== SET EXERCISE ==
Pictures aside, quote the whole listing exactly.

[Start of GIVEN DATA]

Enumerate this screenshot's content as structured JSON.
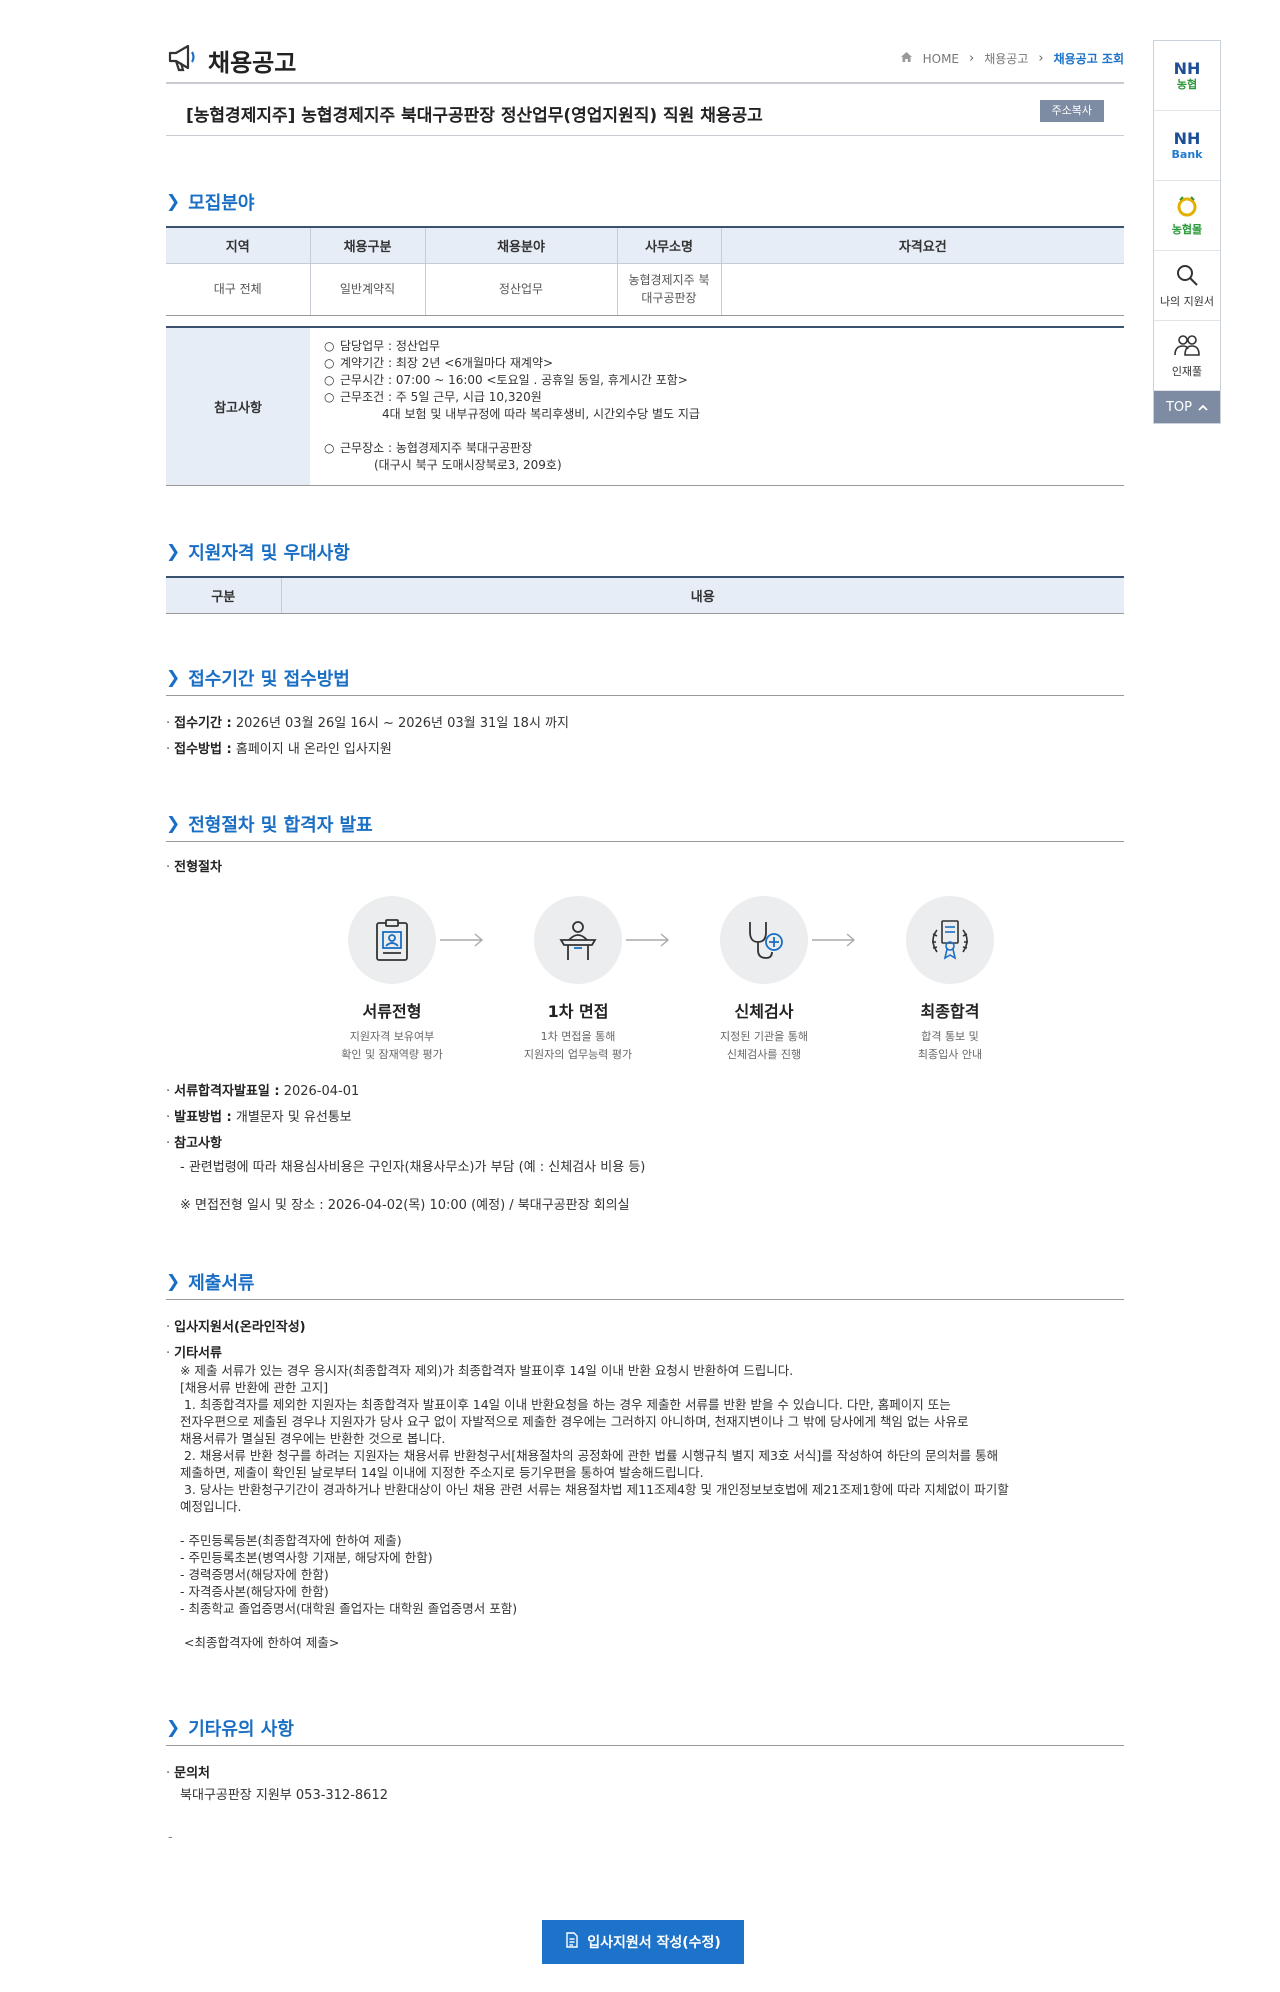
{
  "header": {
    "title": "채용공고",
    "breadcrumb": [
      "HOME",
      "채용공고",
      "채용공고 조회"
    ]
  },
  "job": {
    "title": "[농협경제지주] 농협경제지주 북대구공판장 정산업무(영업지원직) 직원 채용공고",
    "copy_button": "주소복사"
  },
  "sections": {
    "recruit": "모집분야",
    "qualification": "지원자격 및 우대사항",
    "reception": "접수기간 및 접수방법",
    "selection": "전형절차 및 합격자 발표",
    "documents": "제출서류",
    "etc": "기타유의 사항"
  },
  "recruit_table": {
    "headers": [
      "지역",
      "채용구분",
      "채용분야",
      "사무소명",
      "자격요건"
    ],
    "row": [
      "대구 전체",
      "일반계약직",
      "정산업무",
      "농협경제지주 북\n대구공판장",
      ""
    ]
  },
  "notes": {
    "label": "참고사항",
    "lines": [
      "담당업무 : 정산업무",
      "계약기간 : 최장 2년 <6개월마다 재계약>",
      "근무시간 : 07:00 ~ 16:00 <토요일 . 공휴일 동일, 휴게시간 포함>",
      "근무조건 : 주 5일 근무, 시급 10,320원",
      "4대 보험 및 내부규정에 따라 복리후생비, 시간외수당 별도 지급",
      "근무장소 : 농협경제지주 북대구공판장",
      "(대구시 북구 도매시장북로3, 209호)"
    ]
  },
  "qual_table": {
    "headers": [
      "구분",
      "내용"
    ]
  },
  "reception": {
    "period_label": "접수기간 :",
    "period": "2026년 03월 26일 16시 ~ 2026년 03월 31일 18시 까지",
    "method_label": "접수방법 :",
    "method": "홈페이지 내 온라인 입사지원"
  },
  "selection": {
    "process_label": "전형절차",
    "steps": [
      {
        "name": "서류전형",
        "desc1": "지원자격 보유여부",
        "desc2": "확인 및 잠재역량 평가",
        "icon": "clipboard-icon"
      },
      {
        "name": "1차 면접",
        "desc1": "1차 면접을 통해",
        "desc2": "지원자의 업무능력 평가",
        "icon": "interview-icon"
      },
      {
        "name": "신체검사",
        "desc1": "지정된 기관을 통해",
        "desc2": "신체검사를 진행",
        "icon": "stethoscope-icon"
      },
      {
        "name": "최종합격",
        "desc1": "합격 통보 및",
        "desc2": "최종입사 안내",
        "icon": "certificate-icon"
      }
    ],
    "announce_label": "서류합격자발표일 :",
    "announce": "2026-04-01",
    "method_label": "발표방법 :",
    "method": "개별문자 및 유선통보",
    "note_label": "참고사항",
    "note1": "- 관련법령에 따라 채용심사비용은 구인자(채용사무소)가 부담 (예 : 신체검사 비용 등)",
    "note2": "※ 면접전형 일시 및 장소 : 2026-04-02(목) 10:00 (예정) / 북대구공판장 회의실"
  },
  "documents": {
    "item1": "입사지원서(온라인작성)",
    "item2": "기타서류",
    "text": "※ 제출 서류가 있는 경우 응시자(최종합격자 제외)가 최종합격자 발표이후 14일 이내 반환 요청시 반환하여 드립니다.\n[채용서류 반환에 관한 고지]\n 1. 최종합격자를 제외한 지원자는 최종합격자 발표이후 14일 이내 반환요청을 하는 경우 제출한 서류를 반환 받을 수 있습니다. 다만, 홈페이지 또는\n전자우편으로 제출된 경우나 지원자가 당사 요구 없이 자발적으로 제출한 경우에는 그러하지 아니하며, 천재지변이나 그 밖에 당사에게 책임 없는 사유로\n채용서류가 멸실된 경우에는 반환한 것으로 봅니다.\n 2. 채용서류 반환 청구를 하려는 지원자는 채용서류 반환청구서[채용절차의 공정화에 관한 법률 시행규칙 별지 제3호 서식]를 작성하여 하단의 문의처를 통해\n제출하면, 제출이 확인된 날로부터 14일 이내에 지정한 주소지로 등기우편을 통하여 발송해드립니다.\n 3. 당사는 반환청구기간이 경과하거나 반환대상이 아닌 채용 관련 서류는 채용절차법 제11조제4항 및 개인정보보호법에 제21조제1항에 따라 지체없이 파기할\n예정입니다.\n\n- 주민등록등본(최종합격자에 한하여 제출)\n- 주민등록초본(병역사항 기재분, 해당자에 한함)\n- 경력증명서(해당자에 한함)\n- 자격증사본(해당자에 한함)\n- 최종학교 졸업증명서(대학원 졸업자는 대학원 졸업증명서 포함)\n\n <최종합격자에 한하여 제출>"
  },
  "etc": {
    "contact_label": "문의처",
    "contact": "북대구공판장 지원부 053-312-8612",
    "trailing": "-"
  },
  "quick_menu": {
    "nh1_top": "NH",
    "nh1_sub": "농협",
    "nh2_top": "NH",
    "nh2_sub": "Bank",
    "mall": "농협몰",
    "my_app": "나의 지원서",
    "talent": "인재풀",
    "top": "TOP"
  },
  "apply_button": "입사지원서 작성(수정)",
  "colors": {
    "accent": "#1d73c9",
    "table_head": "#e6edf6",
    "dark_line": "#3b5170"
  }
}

[End of GIVEN DATA]

== FINISHED ANSWER ==
Enumerate this screenshot's content as structured JSON.
{
  "header": {
    "title": "채용공고",
    "breadcrumb": [
      "HOME",
      "채용공고",
      "채용공고 조회"
    ]
  },
  "job": {
    "title": "[농협경제지주] 농협경제지주 북대구공판장 정산업무(영업지원직) 직원 채용공고",
    "copy_button": "주소복사"
  },
  "sections": {
    "recruit": "모집분야",
    "qualification": "지원자격 및 우대사항",
    "reception": "접수기간 및 접수방법",
    "selection": "전형절차 및 합격자 발표",
    "documents": "제출서류",
    "etc": "기타유의 사항"
  },
  "recruit_table": {
    "headers": [
      "지역",
      "채용구분",
      "채용분야",
      "사무소명",
      "자격요건"
    ],
    "row": [
      "대구 전체",
      "일반계약직",
      "정산업무",
      "농협경제지주 북\n대구공판장",
      ""
    ]
  },
  "notes": {
    "label": "참고사항",
    "lines": [
      "담당업무 : 정산업무",
      "계약기간 : 최장 2년 <6개월마다 재계약>",
      "근무시간 : 07:00 ~ 16:00 <토요일 . 공휴일 동일, 휴게시간 포함>",
      "근무조건 : 주 5일 근무, 시급 10,320원",
      "4대 보험 및 내부규정에 따라 복리후생비, 시간외수당 별도 지급",
      "근무장소 : 농협경제지주 북대구공판장",
      "(대구시 북구 도매시장북로3, 209호)"
    ]
  },
  "qual_table": {
    "headers": [
      "구분",
      "내용"
    ]
  },
  "reception": {
    "period_label": "접수기간 :",
    "period": "2026년 03월 26일 16시 ~ 2026년 03월 31일 18시 까지",
    "method_label": "접수방법 :",
    "method": "홈페이지 내 온라인 입사지원"
  },
  "selection": {
    "process_label": "전형절차",
    "steps": [
      {
        "name": "서류전형",
        "desc1": "지원자격 보유여부",
        "desc2": "확인 및 잠재역량 평가",
        "icon": "clipboard-icon"
      },
      {
        "name": "1차 면접",
        "desc1": "1차 면접을 통해",
        "desc2": "지원자의 업무능력 평가",
        "icon": "interview-icon"
      },
      {
        "name": "신체검사",
        "desc1": "지정된 기관을 통해",
        "desc2": "신체검사를 진행",
        "icon": "stethoscope-icon"
      },
      {
        "name": "최종합격",
        "desc1": "합격 통보 및",
        "desc2": "최종입사 안내",
        "icon": "certificate-icon"
      }
    ],
    "announce_label": "서류합격자발표일 :",
    "announce": "2026-04-01",
    "method_label": "발표방법 :",
    "method": "개별문자 및 유선통보",
    "note_label": "참고사항",
    "note1": "- 관련법령에 따라 채용심사비용은 구인자(채용사무소)가 부담 (예 : 신체검사 비용 등)",
    "note2": "※ 면접전형 일시 및 장소 : 2026-04-02(목) 10:00 (예정) / 북대구공판장 회의실"
  },
  "documents": {
    "item1": "입사지원서(온라인작성)",
    "item2": "기타서류",
    "text": "※ 제출 서류가 있는 경우 응시자(최종합격자 제외)가 최종합격자 발표이후 14일 이내 반환 요청시 반환하여 드립니다.\n[채용서류 반환에 관한 고지]\n 1. 최종합격자를 제외한 지원자는 최종합격자 발표이후 14일 이내 반환요청을 하는 경우 제출한 서류를 반환 받을 수 있습니다. 다만, 홈페이지 또는\n전자우편으로 제출된 경우나 지원자가 당사 요구 없이 자발적으로 제출한 경우에는 그러하지 아니하며, 천재지변이나 그 밖에 당사에게 책임 없는 사유로\n채용서류가 멸실된 경우에는 반환한 것으로 봅니다.\n 2. 채용서류 반환 청구를 하려는 지원자는 채용서류 반환청구서[채용절차의 공정화에 관한 법률 시행규칙 별지 제3호 서식]를 작성하여 하단의 문의처를 통해\n제출하면, 제출이 확인된 날로부터 14일 이내에 지정한 주소지로 등기우편을 통하여 발송해드립니다.\n 3. 당사는 반환청구기간이 경과하거나 반환대상이 아닌 채용 관련 서류는 채용절차법 제11조제4항 및 개인정보보호법에 제21조제1항에 따라 지체없이 파기할\n예정입니다.\n\n- 주민등록등본(최종합격자에 한하여 제출)\n- 주민등록초본(병역사항 기재분, 해당자에 한함)\n- 경력증명서(해당자에 한함)\n- 자격증사본(해당자에 한함)\n- 최종학교 졸업증명서(대학원 졸업자는 대학원 졸업증명서 포함)\n\n <최종합격자에 한하여 제출>"
  },
  "etc": {
    "contact_label": "문의처",
    "contact": "북대구공판장 지원부 053-312-8612",
    "trailing": "-"
  },
  "quick_menu": {
    "nh1_top": "NH",
    "nh1_sub": "농협",
    "nh2_top": "NH",
    "nh2_sub": "Bank",
    "mall": "농협몰",
    "my_app": "나의 지원서",
    "talent": "인재풀",
    "top": "TOP"
  },
  "apply_button": "입사지원서 작성(수정)",
  "colors": {
    "accent": "#1d73c9",
    "table_head": "#e6edf6",
    "dark_line": "#3b5170"
  }
}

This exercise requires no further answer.